- _EXERCISE_
Reproduce the lines below word for word, omitting the pictures.

Records from a dataset
# # # # #
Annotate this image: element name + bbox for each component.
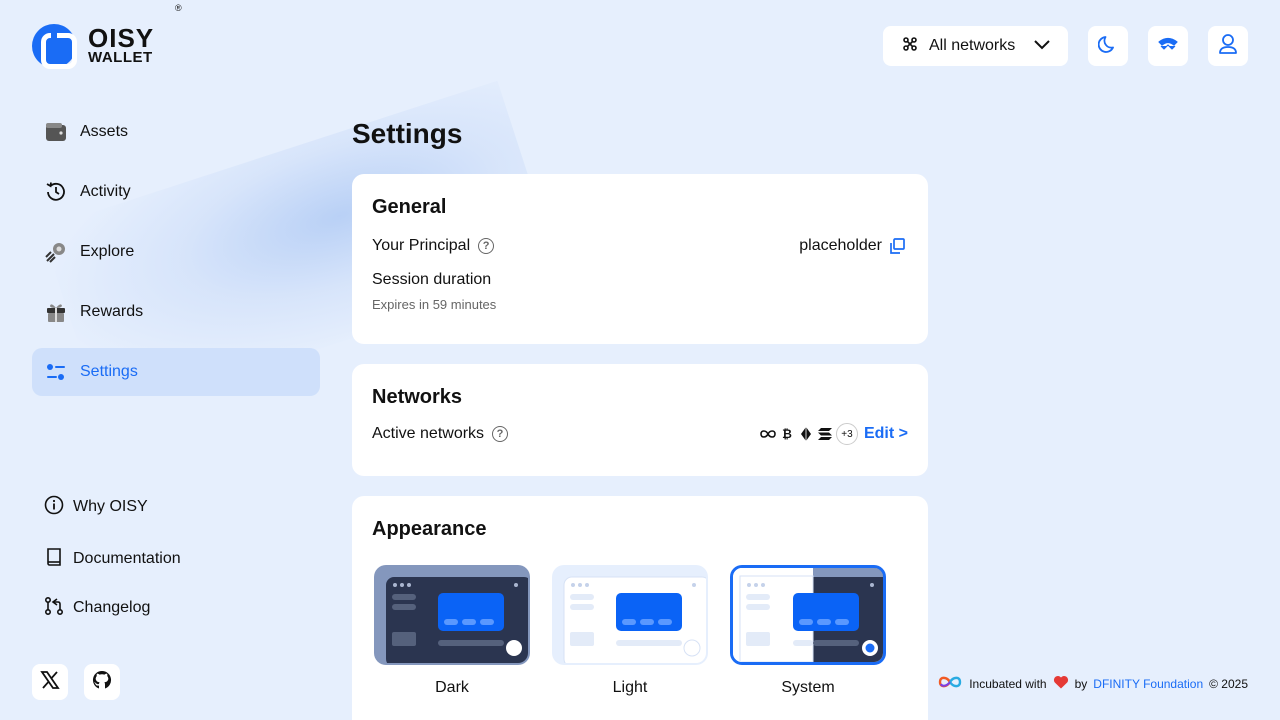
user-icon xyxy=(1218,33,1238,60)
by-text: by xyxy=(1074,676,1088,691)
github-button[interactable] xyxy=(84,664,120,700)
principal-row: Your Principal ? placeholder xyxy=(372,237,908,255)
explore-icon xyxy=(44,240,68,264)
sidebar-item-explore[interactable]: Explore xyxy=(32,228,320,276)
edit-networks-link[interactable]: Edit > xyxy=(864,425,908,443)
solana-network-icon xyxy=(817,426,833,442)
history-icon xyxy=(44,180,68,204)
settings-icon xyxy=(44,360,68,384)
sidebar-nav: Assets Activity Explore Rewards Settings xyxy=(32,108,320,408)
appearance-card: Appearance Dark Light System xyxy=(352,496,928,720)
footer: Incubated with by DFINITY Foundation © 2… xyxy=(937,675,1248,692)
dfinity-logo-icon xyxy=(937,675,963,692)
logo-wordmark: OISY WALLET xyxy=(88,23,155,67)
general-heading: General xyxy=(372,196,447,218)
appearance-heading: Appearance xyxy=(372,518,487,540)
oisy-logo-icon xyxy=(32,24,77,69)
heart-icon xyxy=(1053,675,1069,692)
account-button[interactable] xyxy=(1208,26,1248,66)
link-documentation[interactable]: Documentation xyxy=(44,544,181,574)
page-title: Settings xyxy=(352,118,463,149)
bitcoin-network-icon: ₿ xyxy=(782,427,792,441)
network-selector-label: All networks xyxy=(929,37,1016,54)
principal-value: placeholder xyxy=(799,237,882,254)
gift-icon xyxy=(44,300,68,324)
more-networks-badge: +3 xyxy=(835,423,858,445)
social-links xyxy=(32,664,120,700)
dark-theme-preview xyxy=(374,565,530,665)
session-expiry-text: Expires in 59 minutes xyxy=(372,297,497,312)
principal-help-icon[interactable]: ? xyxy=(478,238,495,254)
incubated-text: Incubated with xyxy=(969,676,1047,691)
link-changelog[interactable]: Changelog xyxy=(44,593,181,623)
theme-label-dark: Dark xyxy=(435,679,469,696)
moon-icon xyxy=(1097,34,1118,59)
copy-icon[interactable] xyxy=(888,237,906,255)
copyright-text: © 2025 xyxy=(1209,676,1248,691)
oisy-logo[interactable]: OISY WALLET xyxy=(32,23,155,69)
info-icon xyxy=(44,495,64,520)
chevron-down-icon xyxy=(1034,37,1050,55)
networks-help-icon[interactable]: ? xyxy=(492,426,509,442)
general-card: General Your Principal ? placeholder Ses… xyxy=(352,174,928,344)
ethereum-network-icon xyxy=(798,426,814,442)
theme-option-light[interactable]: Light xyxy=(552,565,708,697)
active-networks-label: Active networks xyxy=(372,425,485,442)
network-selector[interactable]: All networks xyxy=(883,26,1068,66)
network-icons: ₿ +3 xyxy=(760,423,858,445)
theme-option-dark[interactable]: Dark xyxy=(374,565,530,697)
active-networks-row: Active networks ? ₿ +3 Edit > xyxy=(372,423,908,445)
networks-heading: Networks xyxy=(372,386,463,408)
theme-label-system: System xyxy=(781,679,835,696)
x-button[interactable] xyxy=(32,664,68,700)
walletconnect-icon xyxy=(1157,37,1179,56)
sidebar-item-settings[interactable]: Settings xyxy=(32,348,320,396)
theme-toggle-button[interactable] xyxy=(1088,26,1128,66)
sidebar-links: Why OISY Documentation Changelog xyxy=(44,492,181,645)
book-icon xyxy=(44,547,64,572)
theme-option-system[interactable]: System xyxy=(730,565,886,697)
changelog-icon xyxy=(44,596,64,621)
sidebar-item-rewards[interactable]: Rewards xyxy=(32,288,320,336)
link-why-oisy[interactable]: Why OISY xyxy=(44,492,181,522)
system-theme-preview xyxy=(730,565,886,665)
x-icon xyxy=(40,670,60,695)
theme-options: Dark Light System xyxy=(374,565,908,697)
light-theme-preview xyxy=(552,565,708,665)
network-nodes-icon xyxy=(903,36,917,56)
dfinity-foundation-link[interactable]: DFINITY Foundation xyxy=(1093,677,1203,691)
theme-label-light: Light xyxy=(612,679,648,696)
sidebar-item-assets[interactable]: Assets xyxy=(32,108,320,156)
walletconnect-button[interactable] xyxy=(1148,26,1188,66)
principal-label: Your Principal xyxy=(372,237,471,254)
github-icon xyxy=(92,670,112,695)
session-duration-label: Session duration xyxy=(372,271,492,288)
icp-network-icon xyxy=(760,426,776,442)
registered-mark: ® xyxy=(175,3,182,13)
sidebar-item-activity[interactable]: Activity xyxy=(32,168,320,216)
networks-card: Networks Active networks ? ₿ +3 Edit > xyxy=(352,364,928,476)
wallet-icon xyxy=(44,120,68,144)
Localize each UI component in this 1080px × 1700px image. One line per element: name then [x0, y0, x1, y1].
# # # # #
- _WORKED ANSWER_
Annotate this image: element name + bbox for each component.
user-icon xyxy=(1218,33,1238,60)
by-text: by xyxy=(1074,676,1088,691)
github-button[interactable] xyxy=(84,664,120,700)
principal-row: Your Principal ? placeholder xyxy=(372,237,908,255)
explore-icon xyxy=(44,240,68,264)
sidebar-item-explore[interactable]: Explore xyxy=(32,228,320,276)
edit-networks-link[interactable]: Edit > xyxy=(864,425,908,443)
solana-network-icon xyxy=(817,426,833,442)
history-icon xyxy=(44,180,68,204)
settings-icon xyxy=(44,360,68,384)
sidebar-nav: Assets Activity Explore Rewards Settings xyxy=(32,108,320,408)
appearance-card: Appearance Dark Light System xyxy=(352,496,928,720)
footer: Incubated with by DFINITY Foundation © 2… xyxy=(937,675,1248,692)
dfinity-logo-icon xyxy=(937,675,963,692)
logo-wordmark: OISY WALLET xyxy=(88,23,155,67)
general-heading: General xyxy=(372,196,447,218)
appearance-heading: Appearance xyxy=(372,518,487,540)
oisy-logo-icon xyxy=(32,24,77,69)
heart-icon xyxy=(1053,675,1069,692)
account-button[interactable] xyxy=(1208,26,1248,66)
link-documentation[interactable]: Documentation xyxy=(44,544,181,574)
page-title: Settings xyxy=(352,118,463,149)
bitcoin-network-icon: ₿ xyxy=(782,427,792,441)
network-selector-label: All networks xyxy=(929,37,1016,54)
principal-value: placeholder xyxy=(799,237,882,254)
gift-icon xyxy=(44,300,68,324)
more-networks-badge: +3 xyxy=(835,423,858,445)
social-links xyxy=(32,664,120,700)
dark-theme-preview xyxy=(374,565,530,665)
session-expiry-text: Expires in 59 minutes xyxy=(372,297,497,312)
principal-help-icon[interactable]: ? xyxy=(478,238,495,254)
incubated-text: Incubated with xyxy=(969,676,1047,691)
link-changelog[interactable]: Changelog xyxy=(44,593,181,623)
theme-label-dark: Dark xyxy=(435,679,469,696)
moon-icon xyxy=(1097,34,1118,59)
copy-icon[interactable] xyxy=(888,237,906,255)
copyright-text: © 2025 xyxy=(1209,676,1248,691)
oisy-logo[interactable]: OISY WALLET xyxy=(32,23,155,69)
info-icon xyxy=(44,495,64,520)
chevron-down-icon xyxy=(1034,37,1050,55)
networks-help-icon[interactable]: ? xyxy=(492,426,509,442)
general-card: General Your Principal ? placeholder Ses… xyxy=(352,174,928,344)
ethereum-network-icon xyxy=(798,426,814,442)
theme-option-light[interactable]: Light xyxy=(552,565,708,697)
active-networks-label: Active networks xyxy=(372,425,485,442)
network-selector[interactable]: All networks xyxy=(883,26,1068,66)
network-icons: ₿ +3 xyxy=(760,423,858,445)
theme-option-dark[interactable]: Dark xyxy=(374,565,530,697)
active-networks-row: Active networks ? ₿ +3 Edit > xyxy=(372,423,908,445)
networks-heading: Networks xyxy=(372,386,463,408)
theme-label-system: System xyxy=(781,679,835,696)
x-button[interactable] xyxy=(32,664,68,700)
walletconnect-icon xyxy=(1157,37,1179,56)
sidebar-item-settings[interactable]: Settings xyxy=(32,348,320,396)
theme-toggle-button[interactable] xyxy=(1088,26,1128,66)
sidebar-links: Why OISY Documentation Changelog xyxy=(44,492,181,645)
book-icon xyxy=(44,547,64,572)
theme-option-system[interactable]: System xyxy=(730,565,886,697)
changelog-icon xyxy=(44,596,64,621)
sidebar-item-rewards[interactable]: Rewards xyxy=(32,288,320,336)
link-why-oisy[interactable]: Why OISY xyxy=(44,492,181,522)
system-theme-preview xyxy=(730,565,886,665)
x-icon xyxy=(40,670,60,695)
theme-options: Dark Light System xyxy=(374,565,908,697)
light-theme-preview xyxy=(552,565,708,665)
network-nodes-icon xyxy=(903,36,917,56)
dfinity-foundation-link[interactable]: DFINITY Foundation xyxy=(1093,677,1203,691)
theme-label-light: Light xyxy=(612,679,648,696)
sidebar-item-assets[interactable]: Assets xyxy=(32,108,320,156)
walletconnect-button[interactable] xyxy=(1148,26,1188,66)
principal-label: Your Principal xyxy=(372,237,471,254)
github-icon xyxy=(92,670,112,695)
session-duration-label: Session duration xyxy=(372,271,492,288)
icp-network-icon xyxy=(760,426,776,442)
registered-mark: ® xyxy=(175,3,182,13)
sidebar-item-activity[interactable]: Activity xyxy=(32,168,320,216)
networks-card: Networks Active networks ? ₿ +3 Edit > xyxy=(352,364,928,476)
wallet-icon xyxy=(44,120,68,144)
Localize each UI component in this 1080px × 1700px image. One line per element: name then [x0, y0, x1, y1].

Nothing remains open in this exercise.